Records shown =
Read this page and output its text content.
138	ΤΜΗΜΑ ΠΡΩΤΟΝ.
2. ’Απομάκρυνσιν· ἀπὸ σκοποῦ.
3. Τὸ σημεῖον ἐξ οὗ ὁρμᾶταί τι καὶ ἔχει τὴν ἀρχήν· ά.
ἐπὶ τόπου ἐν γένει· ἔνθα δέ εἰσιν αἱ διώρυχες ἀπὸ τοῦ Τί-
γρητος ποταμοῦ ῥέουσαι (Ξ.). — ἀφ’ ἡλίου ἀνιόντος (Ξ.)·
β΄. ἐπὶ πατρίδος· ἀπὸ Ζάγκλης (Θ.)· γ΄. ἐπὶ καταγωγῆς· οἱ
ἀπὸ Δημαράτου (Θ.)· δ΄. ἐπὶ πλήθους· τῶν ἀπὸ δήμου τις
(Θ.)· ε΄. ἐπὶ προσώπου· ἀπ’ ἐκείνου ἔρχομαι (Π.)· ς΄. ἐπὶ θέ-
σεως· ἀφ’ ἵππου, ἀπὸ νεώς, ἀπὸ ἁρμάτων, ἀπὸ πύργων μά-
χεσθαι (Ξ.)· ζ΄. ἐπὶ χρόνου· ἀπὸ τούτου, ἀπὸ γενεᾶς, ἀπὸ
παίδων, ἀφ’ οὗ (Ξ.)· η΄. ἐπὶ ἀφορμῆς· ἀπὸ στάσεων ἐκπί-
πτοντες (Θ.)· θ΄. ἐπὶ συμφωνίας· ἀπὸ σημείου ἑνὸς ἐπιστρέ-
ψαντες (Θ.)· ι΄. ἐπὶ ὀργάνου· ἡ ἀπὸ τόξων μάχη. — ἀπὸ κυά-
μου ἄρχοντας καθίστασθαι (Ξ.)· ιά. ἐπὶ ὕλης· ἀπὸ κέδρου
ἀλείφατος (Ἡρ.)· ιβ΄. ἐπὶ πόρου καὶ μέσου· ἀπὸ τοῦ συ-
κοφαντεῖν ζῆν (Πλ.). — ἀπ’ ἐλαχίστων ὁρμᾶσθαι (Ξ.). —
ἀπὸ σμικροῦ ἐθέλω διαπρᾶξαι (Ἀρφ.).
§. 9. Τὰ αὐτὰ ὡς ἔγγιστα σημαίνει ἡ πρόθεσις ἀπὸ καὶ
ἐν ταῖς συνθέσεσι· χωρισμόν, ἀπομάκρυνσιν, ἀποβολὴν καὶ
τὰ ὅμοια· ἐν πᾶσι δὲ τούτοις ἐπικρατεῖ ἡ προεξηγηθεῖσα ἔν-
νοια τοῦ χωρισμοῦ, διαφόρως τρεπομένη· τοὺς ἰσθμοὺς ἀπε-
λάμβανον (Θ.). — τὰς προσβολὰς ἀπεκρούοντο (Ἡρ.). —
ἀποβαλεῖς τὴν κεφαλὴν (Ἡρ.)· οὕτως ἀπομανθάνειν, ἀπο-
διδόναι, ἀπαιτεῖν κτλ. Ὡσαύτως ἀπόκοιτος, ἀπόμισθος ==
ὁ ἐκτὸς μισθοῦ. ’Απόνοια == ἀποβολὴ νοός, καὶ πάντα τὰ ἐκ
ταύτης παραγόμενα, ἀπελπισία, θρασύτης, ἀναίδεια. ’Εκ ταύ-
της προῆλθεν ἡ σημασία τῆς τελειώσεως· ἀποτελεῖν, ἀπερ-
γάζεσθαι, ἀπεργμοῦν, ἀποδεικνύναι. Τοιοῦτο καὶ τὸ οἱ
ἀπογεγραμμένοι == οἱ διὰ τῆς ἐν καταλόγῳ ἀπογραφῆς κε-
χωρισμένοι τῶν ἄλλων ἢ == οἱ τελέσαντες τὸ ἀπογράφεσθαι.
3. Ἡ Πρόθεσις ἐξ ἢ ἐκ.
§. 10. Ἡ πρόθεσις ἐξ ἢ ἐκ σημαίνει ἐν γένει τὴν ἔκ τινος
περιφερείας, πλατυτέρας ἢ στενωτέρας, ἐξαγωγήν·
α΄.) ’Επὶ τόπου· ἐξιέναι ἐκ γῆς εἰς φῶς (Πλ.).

Problem to solve = Show the lines of the records that contain the word "σημαίνει".

Completed exercise =
§. 9. Τὰ αὐτὰ ὡς ἔγγιστα σημαίνει ἡ πρόθεσις ἀπὸ καὶ
§. 10. Ἡ πρόθεσις ἐξ ἢ ἐκ σημαίνει ἐν γένει τὴν ἔκ τινος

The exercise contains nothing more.